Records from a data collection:
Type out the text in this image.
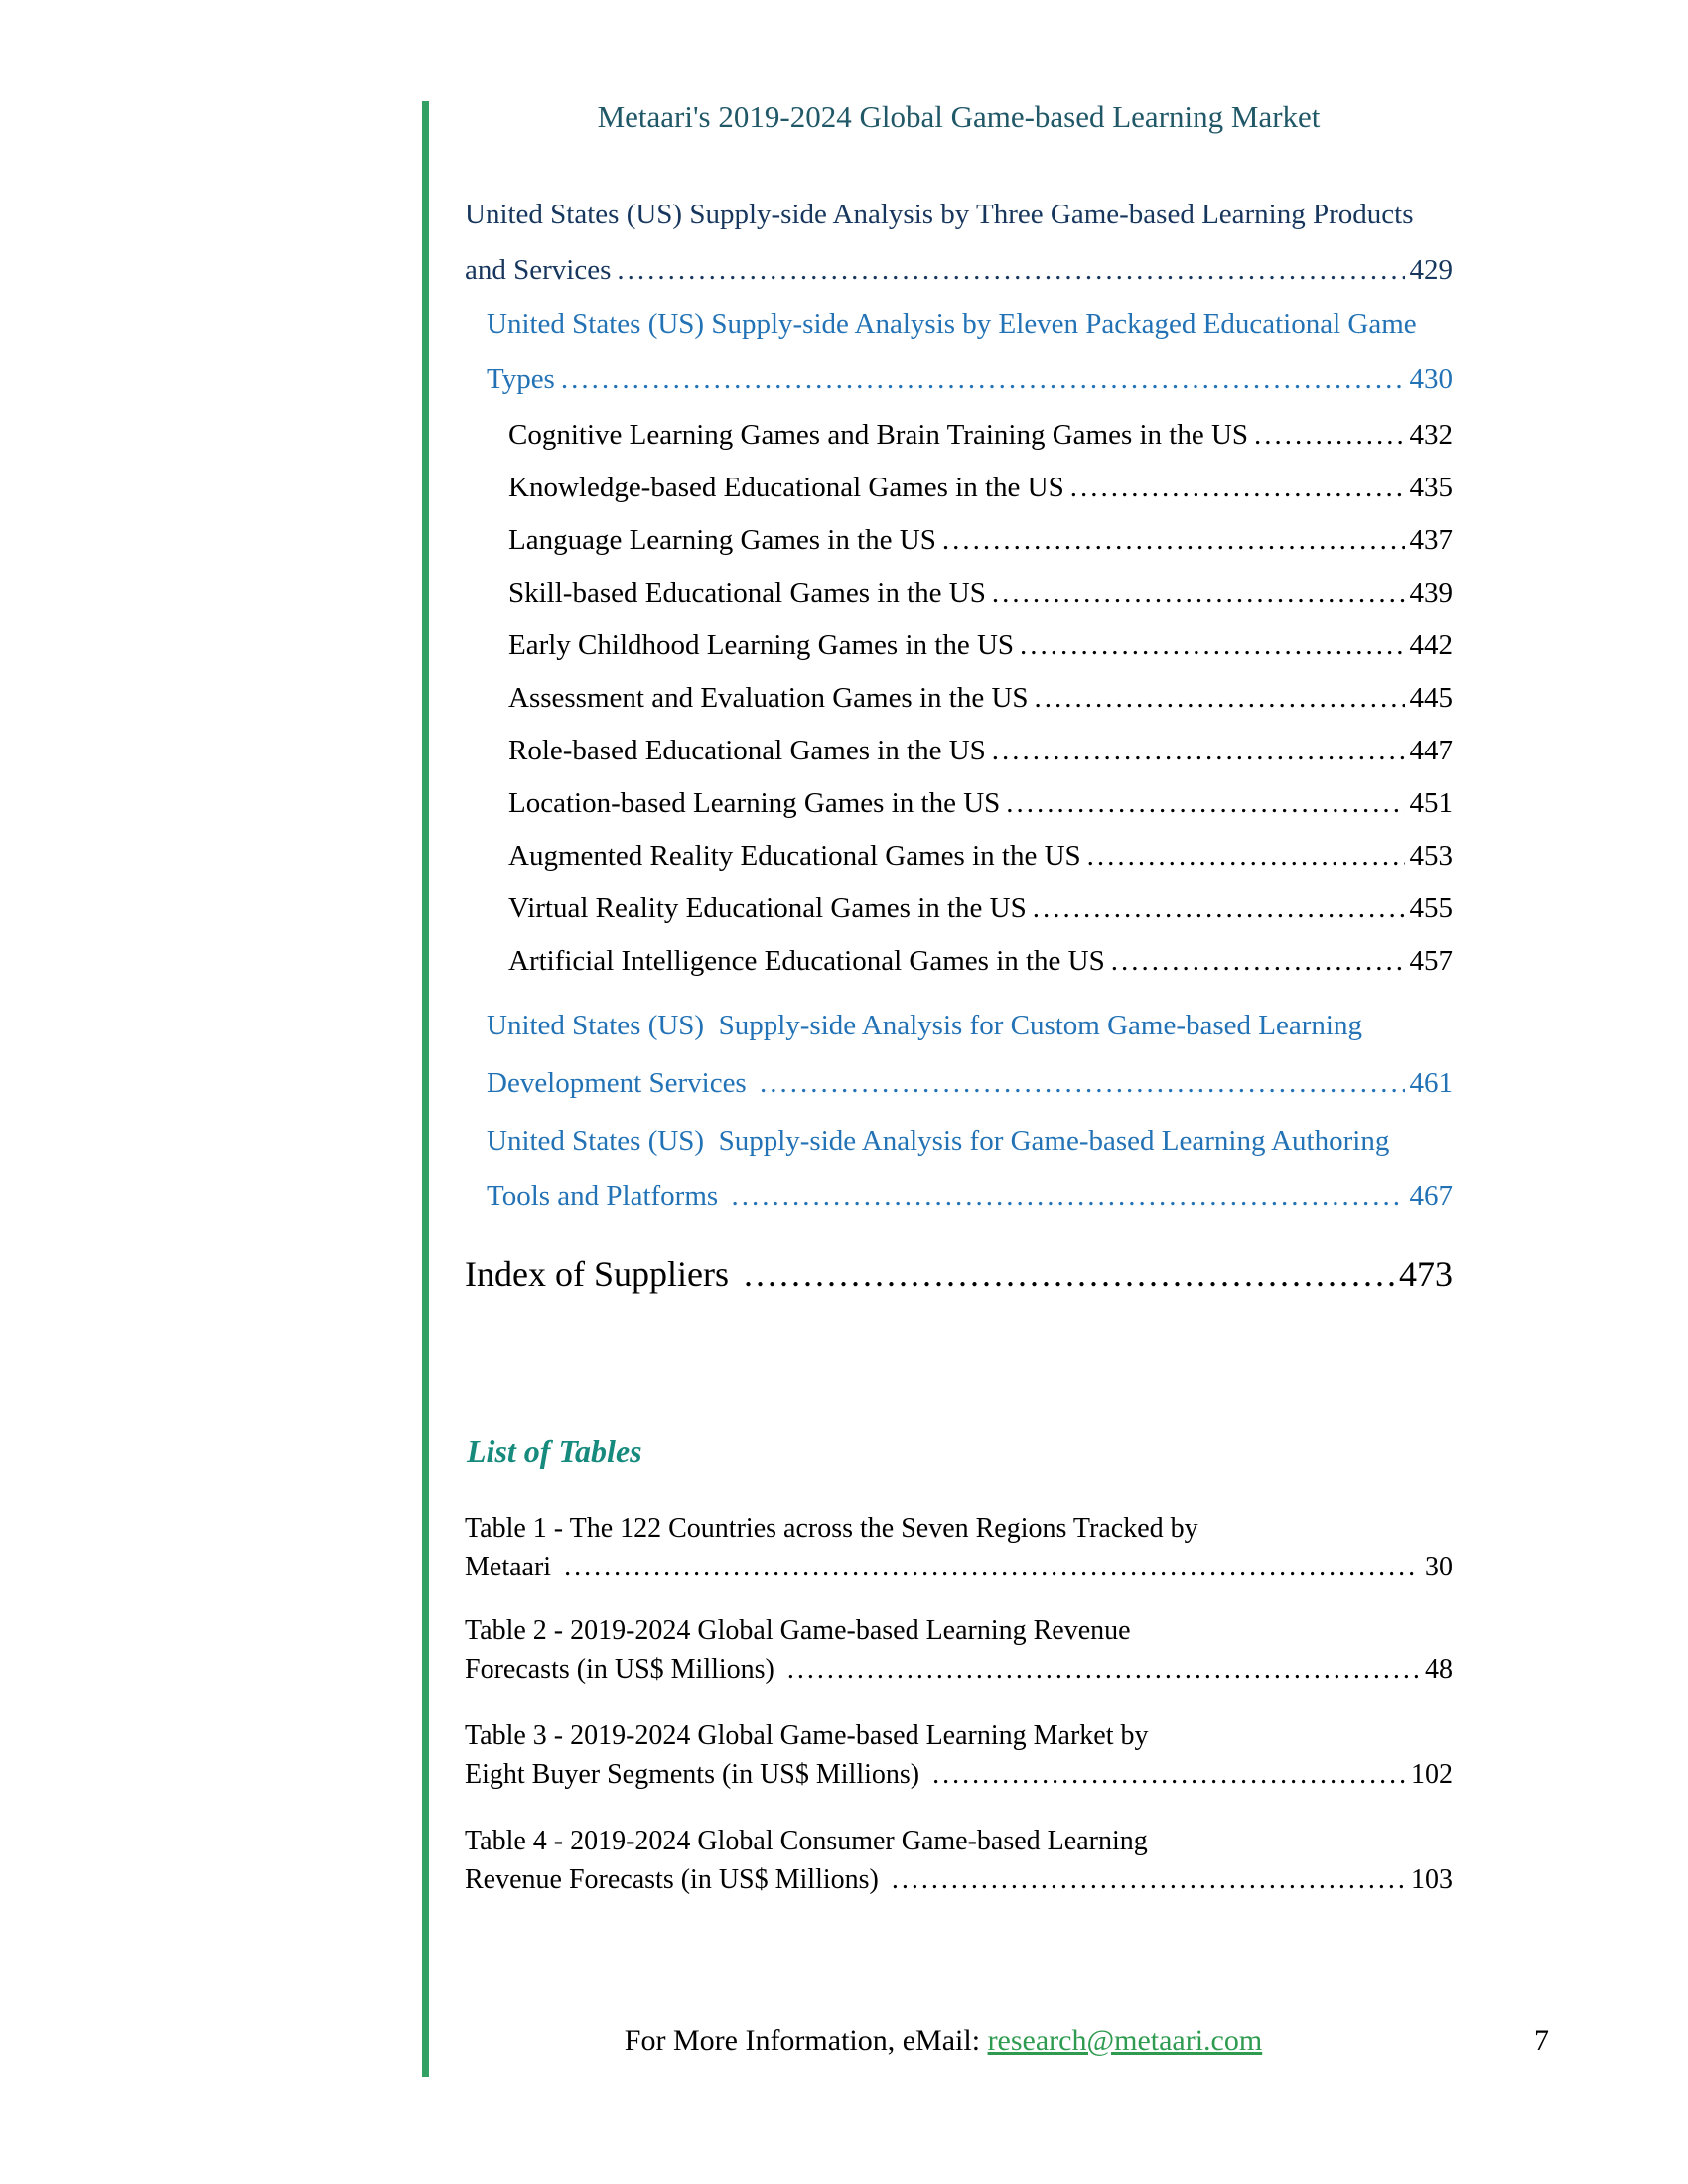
Metaari's 2019-2024 Global Game-based Learning Market
United States (US) Supply-side Analysis by Three Game-based Learning Products
and Services .....	429
United States (US) Supply-side Analysis by Eleven Packaged Educational Game
Types .....	430
Cognitive Learning Games and Brain Training Games in the US .....	432
Knowledge-based Educational Games in the US .....	435
Language Learning Games in the US .....	437
Skill-based Educational Games in the US .....	439
Early Childhood Learning Games in the US .....	442
Assessment and Evaluation Games in the US .....	445
Role-based Educational Games in the US .....	447
Location-based Learning Games in the US .....	451
Augmented Reality Educational Games in the US .....	453
Virtual Reality Educational Games in the US .....	455
Artificial Intelligence Educational Games in the US .....	457
United States (US)  Supply-side Analysis for Custom Game-based Learning
Development Services .....	461
United States (US)  Supply-side Analysis for Game-based Learning Authoring
Tools and Platforms .....	467
Index of Suppliers .....	473
List of Tables
Table 1 - The 122 Countries across the Seven Regions Tracked by
Metaari .....	30
Table 2 - 2019-2024 Global Game-based Learning Revenue
Forecasts (in US$ Millions) .....	48
Table 3 - 2019-2024 Global Game-based Learning Market by
Eight Buyer Segments (in US$ Millions) .....	102
Table 4 - 2019-2024 Global Consumer Game-based Learning
Revenue Forecasts (in US$ Millions) .....	103
For More Information, eMail: research@metaari.com	7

Exercise brief:
Retype every record above exactly as written, but leave out the pictures.

Correct output:
Type out the text in this image.
Metaari's 2019-2024 Global Game-based Learning Market
United States (US) Supply-side Analysis by Three Game-based Learning Products
and Services .....	429
United States (US) Supply-side Analysis by Eleven Packaged Educational Game
Types .....	430
Cognitive Learning Games and Brain Training Games in the US .....	432
Knowledge-based Educational Games in the US .....	435
Language Learning Games in the US .....	437
Skill-based Educational Games in the US .....	439
Early Childhood Learning Games in the US .....	442
Assessment and Evaluation Games in the US .....	445
Role-based Educational Games in the US .....	447
Location-based Learning Games in the US .....	451
Augmented Reality Educational Games in the US .....	453
Virtual Reality Educational Games in the US .....	455
Artificial Intelligence Educational Games in the US .....	457
United States (US)  Supply-side Analysis for Custom Game-based Learning
Development Services .....	461
United States (US)  Supply-side Analysis for Game-based Learning Authoring
Tools and Platforms .....	467
Index of Suppliers .....	473
List of Tables
Table 1 - The 122 Countries across the Seven Regions Tracked by
Metaari .....	30
Table 2 - 2019-2024 Global Game-based Learning Revenue
Forecasts (in US$ Millions) .....	48
Table 3 - 2019-2024 Global Game-based Learning Market by
Eight Buyer Segments (in US$ Millions) .....	102
Table 4 - 2019-2024 Global Consumer Game-based Learning
Revenue Forecasts (in US$ Millions) .....	103
For More Information, eMail: research@metaari.com	7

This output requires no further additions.